Task details
Transcribe the entries that follow, word for word.

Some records
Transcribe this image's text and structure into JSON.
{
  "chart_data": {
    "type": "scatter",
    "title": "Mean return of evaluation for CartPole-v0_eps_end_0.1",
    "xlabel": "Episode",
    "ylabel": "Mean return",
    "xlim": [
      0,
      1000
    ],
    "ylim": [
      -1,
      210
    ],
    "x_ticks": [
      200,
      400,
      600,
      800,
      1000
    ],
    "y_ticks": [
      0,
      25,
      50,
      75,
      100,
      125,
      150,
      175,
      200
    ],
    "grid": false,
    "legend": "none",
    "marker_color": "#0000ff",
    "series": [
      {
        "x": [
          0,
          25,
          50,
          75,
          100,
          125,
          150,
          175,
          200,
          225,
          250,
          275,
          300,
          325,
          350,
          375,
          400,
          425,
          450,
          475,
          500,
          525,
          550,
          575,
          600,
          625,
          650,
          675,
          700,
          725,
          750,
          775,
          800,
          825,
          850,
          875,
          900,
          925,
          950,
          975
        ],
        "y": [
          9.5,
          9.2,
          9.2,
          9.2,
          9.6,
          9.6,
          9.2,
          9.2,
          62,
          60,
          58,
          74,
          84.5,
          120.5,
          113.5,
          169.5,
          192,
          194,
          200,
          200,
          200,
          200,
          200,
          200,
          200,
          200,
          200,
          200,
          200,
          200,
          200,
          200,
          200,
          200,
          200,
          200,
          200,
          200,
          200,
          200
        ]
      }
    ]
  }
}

Exercise solution
Transcribe this image's text and structure into JSON.
{
  "chart_data": {
    "type": "scatter",
    "title": "Mean return of evaluation for CartPole-v0_eps_end_0.1",
    "xlabel": "Episode",
    "ylabel": "Mean return",
    "xlim": [
      0,
      1000
    ],
    "ylim": [
      -1,
      210
    ],
    "x_ticks": [
      200,
      400,
      600,
      800,
      1000
    ],
    "y_ticks": [
      0,
      25,
      50,
      75,
      100,
      125,
      150,
      175,
      200
    ],
    "grid": false,
    "legend": "none",
    "marker_color": "#0000ff",
    "series": [
      {
        "x": [
          0,
          25,
          50,
          75,
          100,
          125,
          150,
          175,
          200,
          225,
          250,
          275,
          300,
          325,
          350,
          375,
          400,
          425,
          450,
          475,
          500,
          525,
          550,
          575,
          600,
          625,
          650,
          675,
          700,
          725,
          750,
          775,
          800,
          825,
          850,
          875,
          900,
          925,
          950,
          975
        ],
        "y": [
          9.5,
          9.2,
          9.2,
          9.2,
          9.6,
          9.6,
          9.2,
          9.2,
          62,
          60,
          58,
          74,
          84.5,
          120.5,
          113.5,
          169.5,
          192,
          194,
          200,
          200,
          200,
          200,
          200,
          200,
          200,
          200,
          200,
          200,
          200,
          200,
          200,
          200,
          200,
          200,
          200,
          200,
          200,
          200,
          200,
          200
        ]
      }
    ]
  }
}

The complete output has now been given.